Task to complete.
Copy each entry as it stands, leaving nothing out.

Provided data.
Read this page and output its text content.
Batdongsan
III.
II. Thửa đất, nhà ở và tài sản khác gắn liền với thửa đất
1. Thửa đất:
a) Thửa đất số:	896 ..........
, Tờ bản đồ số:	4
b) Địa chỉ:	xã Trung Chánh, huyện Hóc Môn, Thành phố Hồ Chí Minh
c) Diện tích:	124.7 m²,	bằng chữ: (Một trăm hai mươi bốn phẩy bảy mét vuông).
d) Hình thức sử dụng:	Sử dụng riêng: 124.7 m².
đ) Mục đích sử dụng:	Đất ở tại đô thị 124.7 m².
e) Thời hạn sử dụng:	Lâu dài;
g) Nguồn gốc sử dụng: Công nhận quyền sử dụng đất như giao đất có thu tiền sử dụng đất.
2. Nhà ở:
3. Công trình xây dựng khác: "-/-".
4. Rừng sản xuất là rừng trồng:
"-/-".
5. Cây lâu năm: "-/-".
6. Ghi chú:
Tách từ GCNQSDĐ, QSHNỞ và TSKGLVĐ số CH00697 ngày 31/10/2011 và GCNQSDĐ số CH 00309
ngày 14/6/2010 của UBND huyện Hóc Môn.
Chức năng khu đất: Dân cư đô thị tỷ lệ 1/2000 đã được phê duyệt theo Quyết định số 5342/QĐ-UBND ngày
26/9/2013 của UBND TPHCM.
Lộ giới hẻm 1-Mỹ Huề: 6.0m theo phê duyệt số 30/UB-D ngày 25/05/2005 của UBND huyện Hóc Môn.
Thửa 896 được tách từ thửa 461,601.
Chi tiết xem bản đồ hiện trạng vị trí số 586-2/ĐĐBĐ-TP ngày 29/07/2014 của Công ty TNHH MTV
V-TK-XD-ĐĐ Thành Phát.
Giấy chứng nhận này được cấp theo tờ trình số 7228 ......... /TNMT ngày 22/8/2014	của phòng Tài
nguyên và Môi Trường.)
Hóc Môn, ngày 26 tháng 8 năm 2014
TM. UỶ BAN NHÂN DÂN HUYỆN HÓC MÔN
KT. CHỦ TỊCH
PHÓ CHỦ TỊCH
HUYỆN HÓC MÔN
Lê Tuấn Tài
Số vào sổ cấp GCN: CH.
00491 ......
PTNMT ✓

Expected answer.
Read this page and output its text content.
Batdongsan
III.
II. Thửa đất, nhà ở và tài sản khác gắn liền với thửa đất
1. Thửa đất:
a) Thửa đất số:	896 ..........
, Tờ bản đồ số:	4
b) Địa chỉ:	xã Trung Chánh, huyện Hóc Môn, Thành phố Hồ Chí Minh
c) Diện tích:	124.7 m²,	bằng chữ: (Một trăm hai mươi bốn phẩy bảy mét vuông).
d) Hình thức sử dụng:	Sử dụng riêng: 124.7 m².
đ) Mục đích sử dụng:	Đất ở tại đô thị 124.7 m².
e) Thời hạn sử dụng:	Lâu dài;
g) Nguồn gốc sử dụng: Công nhận quyền sử dụng đất như giao đất có thu tiền sử dụng đất.
2. Nhà ở:
3. Công trình xây dựng khác: "-/-".
4. Rừng sản xuất là rừng trồng:
"-/-".
5. Cây lâu năm: "-/-".
6. Ghi chú:
Tách từ GCNQSDĐ, QSHNỞ và TSKGLVĐ số CH00697 ngày 31/10/2011 và GCNQSDĐ số CH 00309
ngày 14/6/2010 của UBND huyện Hóc Môn.
Chức năng khu đất: Dân cư đô thị tỷ lệ 1/2000 đã được phê duyệt theo Quyết định số 5342/QĐ-UBND ngày
26/9/2013 của UBND TPHCM.
Lộ giới hẻm 1-Mỹ Huề: 6.0m theo phê duyệt số 30/UB-D ngày 25/05/2005 của UBND huyện Hóc Môn.
Thửa 896 được tách từ thửa 461,601.
Chi tiết xem bản đồ hiện trạng vị trí số 586-2/ĐĐBĐ-TP ngày 29/07/2014 của Công ty TNHH MTV
V-TK-XD-ĐĐ Thành Phát.
Giấy chứng nhận này được cấp theo tờ trình số 7228 ......... /TNMT ngày 22/8/2014	của phòng Tài
nguyên và Môi Trường.)
Hóc Môn, ngày 26 tháng 8 năm 2014
TM. UỶ BAN NHÂN DÂN HUYỆN HÓC MÔN
KT. CHỦ TỊCH
PHÓ CHỦ TỊCH
HUYỆN HÓC MÔN
Lê Tuấn Tài
Số vào sổ cấp GCN: CH.
00491 ......
PTNMT ✓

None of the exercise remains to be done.